Records from a collection.
────
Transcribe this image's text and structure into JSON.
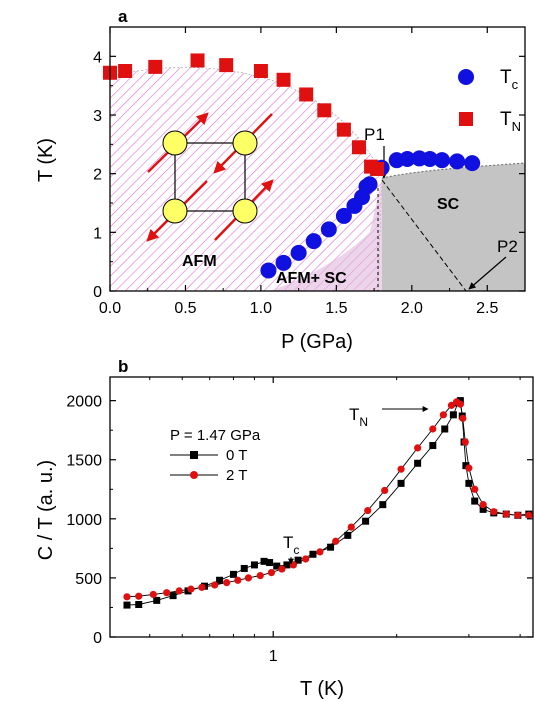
{
  "chart_data": [
    {
      "panel_label": "a",
      "type": "scatter",
      "xlabel": "P (GPa)",
      "ylabel": "T (K)",
      "xlim": [
        0,
        2.75
      ],
      "ylim": [
        0,
        4.5
      ],
      "xticks": [
        "0.0",
        "0.5",
        "1.0",
        "1.5",
        "2.0",
        "2.5"
      ],
      "yticks": [
        "0",
        "1",
        "2",
        "3",
        "4"
      ],
      "legend_placement": "top-right",
      "series": [
        {
          "name": "T",
          "name_sub": "c",
          "marker": "circle",
          "color": "#1010e0",
          "x": [
            1.05,
            1.15,
            1.25,
            1.35,
            1.45,
            1.55,
            1.62,
            1.67,
            1.7,
            1.72,
            1.8,
            1.9,
            1.97,
            2.05,
            2.12,
            2.2,
            2.3,
            2.4
          ],
          "y": [
            0.35,
            0.48,
            0.65,
            0.85,
            1.05,
            1.28,
            1.45,
            1.6,
            1.78,
            1.82,
            2.1,
            2.23,
            2.25,
            2.26,
            2.25,
            2.23,
            2.21,
            2.18
          ]
        },
        {
          "name": "T",
          "name_sub": "N",
          "marker": "square",
          "color": "#e01010",
          "x": [
            0.0,
            0.1,
            0.3,
            0.58,
            0.77,
            1.0,
            1.15,
            1.3,
            1.42,
            1.55,
            1.65,
            1.73,
            1.77
          ],
          "y": [
            3.72,
            3.75,
            3.82,
            3.93,
            3.85,
            3.75,
            3.6,
            3.35,
            3.08,
            2.75,
            2.45,
            2.12,
            2.08
          ]
        }
      ],
      "annotations": [
        "P1",
        "P2",
        "AFM",
        "AFM+ SC",
        "SC"
      ]
    },
    {
      "panel_label": "b",
      "type": "line",
      "xlabel": "T (K)",
      "ylabel": "C / T (a. u.)",
      "xscale": "log",
      "xlim": [
        0.4,
        4.3
      ],
      "ylim": [
        0,
        2200
      ],
      "xticks": [
        "1"
      ],
      "yticks": [
        "0",
        "500",
        "1000",
        "1500",
        "2000"
      ],
      "legend_title": "P = 1.47 GPa",
      "legend_placement": "upper-left",
      "series": [
        {
          "name": "0 T",
          "marker": "square",
          "color": "#000000",
          "x": [
            0.44,
            0.47,
            0.52,
            0.57,
            0.62,
            0.68,
            0.74,
            0.8,
            0.85,
            0.9,
            0.95,
            0.98,
            1.02,
            1.08,
            1.15,
            1.25,
            1.38,
            1.52,
            1.68,
            1.85,
            2.05,
            2.25,
            2.45,
            2.62,
            2.75,
            2.82,
            2.86,
            2.89,
            2.92,
            2.95,
            3.0,
            3.1,
            3.25,
            3.45,
            3.7,
            3.95,
            4.2
          ],
          "y": [
            270,
            275,
            310,
            350,
            390,
            430,
            480,
            530,
            580,
            610,
            640,
            630,
            600,
            610,
            650,
            700,
            760,
            860,
            980,
            1120,
            1300,
            1470,
            1620,
            1760,
            1880,
            1980,
            2000,
            1870,
            1650,
            1450,
            1300,
            1150,
            1080,
            1050,
            1040,
            1030,
            1040
          ]
        },
        {
          "name": "2 T",
          "marker": "circle",
          "color": "#e01010",
          "x": [
            0.44,
            0.47,
            0.51,
            0.55,
            0.59,
            0.63,
            0.67,
            0.72,
            0.77,
            0.82,
            0.87,
            0.93,
            0.99,
            1.05,
            1.12,
            1.2,
            1.3,
            1.42,
            1.55,
            1.7,
            1.87,
            2.05,
            2.25,
            2.45,
            2.6,
            2.72,
            2.8,
            2.86,
            2.9,
            2.94,
            3.0,
            3.1,
            3.25,
            3.45,
            3.7,
            3.95,
            4.2
          ],
          "y": [
            340,
            345,
            360,
            375,
            390,
            405,
            420,
            440,
            460,
            480,
            500,
            520,
            545,
            575,
            610,
            660,
            720,
            810,
            930,
            1070,
            1240,
            1420,
            1600,
            1760,
            1880,
            1960,
            1990,
            1970,
            1850,
            1650,
            1430,
            1250,
            1120,
            1060,
            1040,
            1030,
            1030
          ]
        }
      ],
      "annotations": [
        "T",
        "c",
        "T",
        "N"
      ]
    }
  ],
  "panel_a": {
    "label": "a",
    "xlabel": "P (GPa)",
    "ylabel": "T (K)",
    "xticks": [
      "0.0",
      "0.5",
      "1.0",
      "1.5",
      "2.0",
      "2.5"
    ],
    "yticks": [
      "0",
      "1",
      "2",
      "3",
      "4"
    ],
    "legend": [
      {
        "main": "T",
        "sub": "c"
      },
      {
        "main": "T",
        "sub": "N"
      }
    ],
    "labels": {
      "p1": "P1",
      "p2": "P2",
      "afm": "AFM",
      "afm_sc": "AFM+ SC",
      "sc": "SC"
    }
  },
  "panel_b": {
    "label": "b",
    "xlabel": "T (K)",
    "ylabel": "C / T (a. u.)",
    "xticks": [
      "1"
    ],
    "yticks": [
      "0",
      "500",
      "1000",
      "1500",
      "2000"
    ],
    "legend_title": "P = 1.47 GPa",
    "legend": [
      "0 T",
      "2 T"
    ],
    "tc_main": "T",
    "tc_sub": "c",
    "tn_main": "T",
    "tn_sub": "N"
  },
  "colors": {
    "tc_marker": "#1010e0",
    "tn_marker": "#e01010",
    "afm_hatch": "#e070d0",
    "sc_fill": "#c4c4c4",
    "spin_circle": "#ffff66",
    "spin_arrow": "#e01010"
  }
}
────
Search the listing above for the string "xlabel". Copy every line that contains it.

      "xlabel": "P (GPa)",
      "xlabel": "T (K)",
    "xlabel": "P (GPa)",
    "xlabel": "T (K)",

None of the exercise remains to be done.